■ WHAT IS ASKED: Gather the lines that hold the string "vàng".

■ TASK MATERIAL:

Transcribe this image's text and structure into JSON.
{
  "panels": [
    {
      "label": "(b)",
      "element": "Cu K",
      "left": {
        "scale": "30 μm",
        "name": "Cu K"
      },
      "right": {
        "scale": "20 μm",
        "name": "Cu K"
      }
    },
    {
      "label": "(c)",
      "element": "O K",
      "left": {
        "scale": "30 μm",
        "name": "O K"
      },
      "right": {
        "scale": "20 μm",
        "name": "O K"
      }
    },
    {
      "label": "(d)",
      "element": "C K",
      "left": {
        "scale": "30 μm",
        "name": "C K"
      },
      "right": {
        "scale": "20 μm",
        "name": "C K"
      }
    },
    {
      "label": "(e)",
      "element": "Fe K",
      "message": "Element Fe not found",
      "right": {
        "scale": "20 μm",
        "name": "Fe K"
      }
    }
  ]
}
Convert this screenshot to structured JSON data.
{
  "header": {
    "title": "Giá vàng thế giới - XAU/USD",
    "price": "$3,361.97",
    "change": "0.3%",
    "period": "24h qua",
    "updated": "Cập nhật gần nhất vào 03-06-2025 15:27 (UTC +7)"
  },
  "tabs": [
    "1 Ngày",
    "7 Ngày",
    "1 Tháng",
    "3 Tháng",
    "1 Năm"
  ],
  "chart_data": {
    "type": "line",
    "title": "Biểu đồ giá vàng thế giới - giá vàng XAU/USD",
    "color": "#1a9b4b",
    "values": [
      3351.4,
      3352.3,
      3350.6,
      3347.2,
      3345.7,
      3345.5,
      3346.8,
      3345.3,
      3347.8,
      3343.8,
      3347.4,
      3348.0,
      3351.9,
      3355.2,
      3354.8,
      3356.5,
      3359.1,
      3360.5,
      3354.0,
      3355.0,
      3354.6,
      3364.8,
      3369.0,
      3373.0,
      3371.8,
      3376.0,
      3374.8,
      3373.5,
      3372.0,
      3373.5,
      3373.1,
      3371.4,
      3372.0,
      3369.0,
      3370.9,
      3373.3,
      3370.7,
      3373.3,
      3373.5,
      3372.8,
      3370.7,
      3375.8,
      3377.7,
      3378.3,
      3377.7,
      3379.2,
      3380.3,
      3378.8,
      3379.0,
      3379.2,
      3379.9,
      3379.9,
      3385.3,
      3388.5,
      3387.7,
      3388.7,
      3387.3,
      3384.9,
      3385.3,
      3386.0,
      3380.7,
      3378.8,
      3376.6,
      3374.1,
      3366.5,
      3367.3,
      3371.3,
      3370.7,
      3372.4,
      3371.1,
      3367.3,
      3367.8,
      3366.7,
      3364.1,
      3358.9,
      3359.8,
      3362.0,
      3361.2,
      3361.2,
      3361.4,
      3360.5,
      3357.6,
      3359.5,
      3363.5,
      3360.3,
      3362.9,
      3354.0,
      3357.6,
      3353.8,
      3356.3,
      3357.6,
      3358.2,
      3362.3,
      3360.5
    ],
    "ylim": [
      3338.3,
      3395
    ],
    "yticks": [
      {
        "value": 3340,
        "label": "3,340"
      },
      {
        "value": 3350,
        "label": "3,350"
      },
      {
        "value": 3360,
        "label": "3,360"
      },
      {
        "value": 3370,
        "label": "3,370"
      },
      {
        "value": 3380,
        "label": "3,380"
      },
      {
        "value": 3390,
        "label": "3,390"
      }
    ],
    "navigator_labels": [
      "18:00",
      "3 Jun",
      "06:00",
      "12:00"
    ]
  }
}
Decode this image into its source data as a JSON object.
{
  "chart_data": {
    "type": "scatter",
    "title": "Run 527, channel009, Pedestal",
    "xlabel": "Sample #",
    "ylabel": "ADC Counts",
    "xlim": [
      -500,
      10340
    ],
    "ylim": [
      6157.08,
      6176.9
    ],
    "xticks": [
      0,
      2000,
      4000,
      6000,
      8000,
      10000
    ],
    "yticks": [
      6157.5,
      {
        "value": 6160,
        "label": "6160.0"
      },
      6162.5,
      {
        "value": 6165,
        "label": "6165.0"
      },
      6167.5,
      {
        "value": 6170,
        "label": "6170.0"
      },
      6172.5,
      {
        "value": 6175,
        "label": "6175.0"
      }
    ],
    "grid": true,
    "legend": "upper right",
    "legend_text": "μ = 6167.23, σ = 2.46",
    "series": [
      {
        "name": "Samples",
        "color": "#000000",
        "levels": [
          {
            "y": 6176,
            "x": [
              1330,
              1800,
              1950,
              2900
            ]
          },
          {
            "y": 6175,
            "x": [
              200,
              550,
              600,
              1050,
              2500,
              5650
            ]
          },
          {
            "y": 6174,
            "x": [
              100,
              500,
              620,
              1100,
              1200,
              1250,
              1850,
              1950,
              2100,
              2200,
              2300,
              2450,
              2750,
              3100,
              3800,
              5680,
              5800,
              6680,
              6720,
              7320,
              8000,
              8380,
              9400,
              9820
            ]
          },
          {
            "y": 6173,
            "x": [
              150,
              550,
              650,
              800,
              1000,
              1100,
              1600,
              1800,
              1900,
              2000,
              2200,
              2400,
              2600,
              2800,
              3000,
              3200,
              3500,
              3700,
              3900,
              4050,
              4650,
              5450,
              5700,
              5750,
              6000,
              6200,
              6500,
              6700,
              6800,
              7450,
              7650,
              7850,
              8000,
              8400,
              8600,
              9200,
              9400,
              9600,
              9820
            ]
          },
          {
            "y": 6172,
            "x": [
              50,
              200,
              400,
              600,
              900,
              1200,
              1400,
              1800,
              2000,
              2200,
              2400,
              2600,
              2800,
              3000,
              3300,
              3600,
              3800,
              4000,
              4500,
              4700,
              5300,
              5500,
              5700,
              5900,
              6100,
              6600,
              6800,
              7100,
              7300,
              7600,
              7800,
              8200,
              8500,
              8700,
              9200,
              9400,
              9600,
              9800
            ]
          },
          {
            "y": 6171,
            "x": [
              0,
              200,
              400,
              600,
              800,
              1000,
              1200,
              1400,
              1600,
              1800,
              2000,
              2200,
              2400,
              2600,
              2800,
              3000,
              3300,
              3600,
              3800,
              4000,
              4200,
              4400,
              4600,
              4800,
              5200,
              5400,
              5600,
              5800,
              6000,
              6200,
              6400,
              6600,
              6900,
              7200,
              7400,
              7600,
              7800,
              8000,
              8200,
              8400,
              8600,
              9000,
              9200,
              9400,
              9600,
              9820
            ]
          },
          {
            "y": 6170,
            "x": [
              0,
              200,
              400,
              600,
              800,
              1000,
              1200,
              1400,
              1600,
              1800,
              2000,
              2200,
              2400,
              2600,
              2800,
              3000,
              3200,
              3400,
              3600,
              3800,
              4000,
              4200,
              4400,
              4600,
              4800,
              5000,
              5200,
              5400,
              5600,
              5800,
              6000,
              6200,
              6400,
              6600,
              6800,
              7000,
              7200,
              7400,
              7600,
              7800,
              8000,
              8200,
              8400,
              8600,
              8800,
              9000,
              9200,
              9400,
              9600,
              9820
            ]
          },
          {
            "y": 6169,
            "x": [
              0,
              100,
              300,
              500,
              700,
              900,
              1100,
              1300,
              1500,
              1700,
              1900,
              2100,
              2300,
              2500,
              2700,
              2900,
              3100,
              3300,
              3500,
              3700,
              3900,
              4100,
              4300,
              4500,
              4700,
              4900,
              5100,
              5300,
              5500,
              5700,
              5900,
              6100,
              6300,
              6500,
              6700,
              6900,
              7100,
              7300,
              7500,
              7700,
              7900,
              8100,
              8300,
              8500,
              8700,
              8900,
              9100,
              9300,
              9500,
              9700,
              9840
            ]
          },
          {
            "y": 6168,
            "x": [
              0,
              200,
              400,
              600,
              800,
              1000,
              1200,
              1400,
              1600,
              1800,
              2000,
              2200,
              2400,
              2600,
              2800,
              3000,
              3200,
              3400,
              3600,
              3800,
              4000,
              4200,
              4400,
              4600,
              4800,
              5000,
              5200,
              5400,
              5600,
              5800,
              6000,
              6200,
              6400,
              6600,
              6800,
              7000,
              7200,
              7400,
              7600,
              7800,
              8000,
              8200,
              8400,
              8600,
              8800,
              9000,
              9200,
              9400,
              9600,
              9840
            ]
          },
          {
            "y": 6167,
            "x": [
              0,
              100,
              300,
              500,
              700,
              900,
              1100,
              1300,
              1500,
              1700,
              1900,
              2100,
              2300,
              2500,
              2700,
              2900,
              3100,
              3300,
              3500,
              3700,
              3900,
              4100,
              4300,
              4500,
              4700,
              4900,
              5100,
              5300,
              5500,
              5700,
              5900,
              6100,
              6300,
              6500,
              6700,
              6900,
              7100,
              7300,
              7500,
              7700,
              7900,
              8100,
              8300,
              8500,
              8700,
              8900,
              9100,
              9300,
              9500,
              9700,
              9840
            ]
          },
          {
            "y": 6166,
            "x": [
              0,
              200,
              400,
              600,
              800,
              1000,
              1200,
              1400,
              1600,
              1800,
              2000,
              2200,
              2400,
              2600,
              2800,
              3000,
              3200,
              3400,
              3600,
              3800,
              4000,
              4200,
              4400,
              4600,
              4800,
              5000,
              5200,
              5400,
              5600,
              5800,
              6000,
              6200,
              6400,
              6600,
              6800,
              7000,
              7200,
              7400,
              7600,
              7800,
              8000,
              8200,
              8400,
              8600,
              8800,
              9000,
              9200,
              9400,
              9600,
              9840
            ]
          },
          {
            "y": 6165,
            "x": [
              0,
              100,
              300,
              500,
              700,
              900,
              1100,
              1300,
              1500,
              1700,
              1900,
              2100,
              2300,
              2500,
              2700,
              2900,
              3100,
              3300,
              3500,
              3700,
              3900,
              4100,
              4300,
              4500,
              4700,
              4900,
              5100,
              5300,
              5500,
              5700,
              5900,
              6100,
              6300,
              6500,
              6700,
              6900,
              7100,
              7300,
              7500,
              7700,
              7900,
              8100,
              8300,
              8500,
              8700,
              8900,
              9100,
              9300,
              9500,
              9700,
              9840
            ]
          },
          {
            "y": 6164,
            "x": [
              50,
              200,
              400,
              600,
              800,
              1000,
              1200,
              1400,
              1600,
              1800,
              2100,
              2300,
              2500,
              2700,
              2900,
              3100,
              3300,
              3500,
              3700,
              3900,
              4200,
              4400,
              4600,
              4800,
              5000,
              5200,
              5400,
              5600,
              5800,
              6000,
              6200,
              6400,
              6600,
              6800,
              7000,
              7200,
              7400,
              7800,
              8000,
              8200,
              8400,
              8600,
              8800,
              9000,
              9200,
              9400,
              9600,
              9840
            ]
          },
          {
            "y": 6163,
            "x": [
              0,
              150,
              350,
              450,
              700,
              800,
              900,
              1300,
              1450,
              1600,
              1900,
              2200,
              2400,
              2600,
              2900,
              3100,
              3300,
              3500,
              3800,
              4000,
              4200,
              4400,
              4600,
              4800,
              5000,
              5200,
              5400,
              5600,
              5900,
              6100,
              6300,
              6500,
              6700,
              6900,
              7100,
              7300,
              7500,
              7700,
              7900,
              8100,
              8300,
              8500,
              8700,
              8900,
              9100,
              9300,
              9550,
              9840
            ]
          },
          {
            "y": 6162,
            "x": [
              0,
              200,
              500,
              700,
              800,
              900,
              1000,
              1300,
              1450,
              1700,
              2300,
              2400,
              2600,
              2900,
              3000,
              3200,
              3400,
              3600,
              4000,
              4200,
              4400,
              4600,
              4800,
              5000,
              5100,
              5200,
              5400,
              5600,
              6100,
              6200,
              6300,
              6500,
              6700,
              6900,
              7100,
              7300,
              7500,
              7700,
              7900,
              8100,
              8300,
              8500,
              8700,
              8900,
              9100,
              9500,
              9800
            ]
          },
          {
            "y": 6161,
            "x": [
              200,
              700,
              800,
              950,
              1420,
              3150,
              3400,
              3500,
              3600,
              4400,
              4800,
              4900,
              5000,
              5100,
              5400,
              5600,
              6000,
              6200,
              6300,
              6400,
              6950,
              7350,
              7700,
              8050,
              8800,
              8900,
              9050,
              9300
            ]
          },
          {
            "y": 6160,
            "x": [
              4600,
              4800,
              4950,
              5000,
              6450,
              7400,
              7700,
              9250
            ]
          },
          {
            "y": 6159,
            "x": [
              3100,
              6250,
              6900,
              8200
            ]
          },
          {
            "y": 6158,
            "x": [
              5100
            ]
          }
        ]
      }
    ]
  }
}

■ RESULT:
    "title": "Giá vàng thế giới - XAU/USD",
    "title": "Biểu đồ giá vàng thế giới - giá vàng XAU/USD",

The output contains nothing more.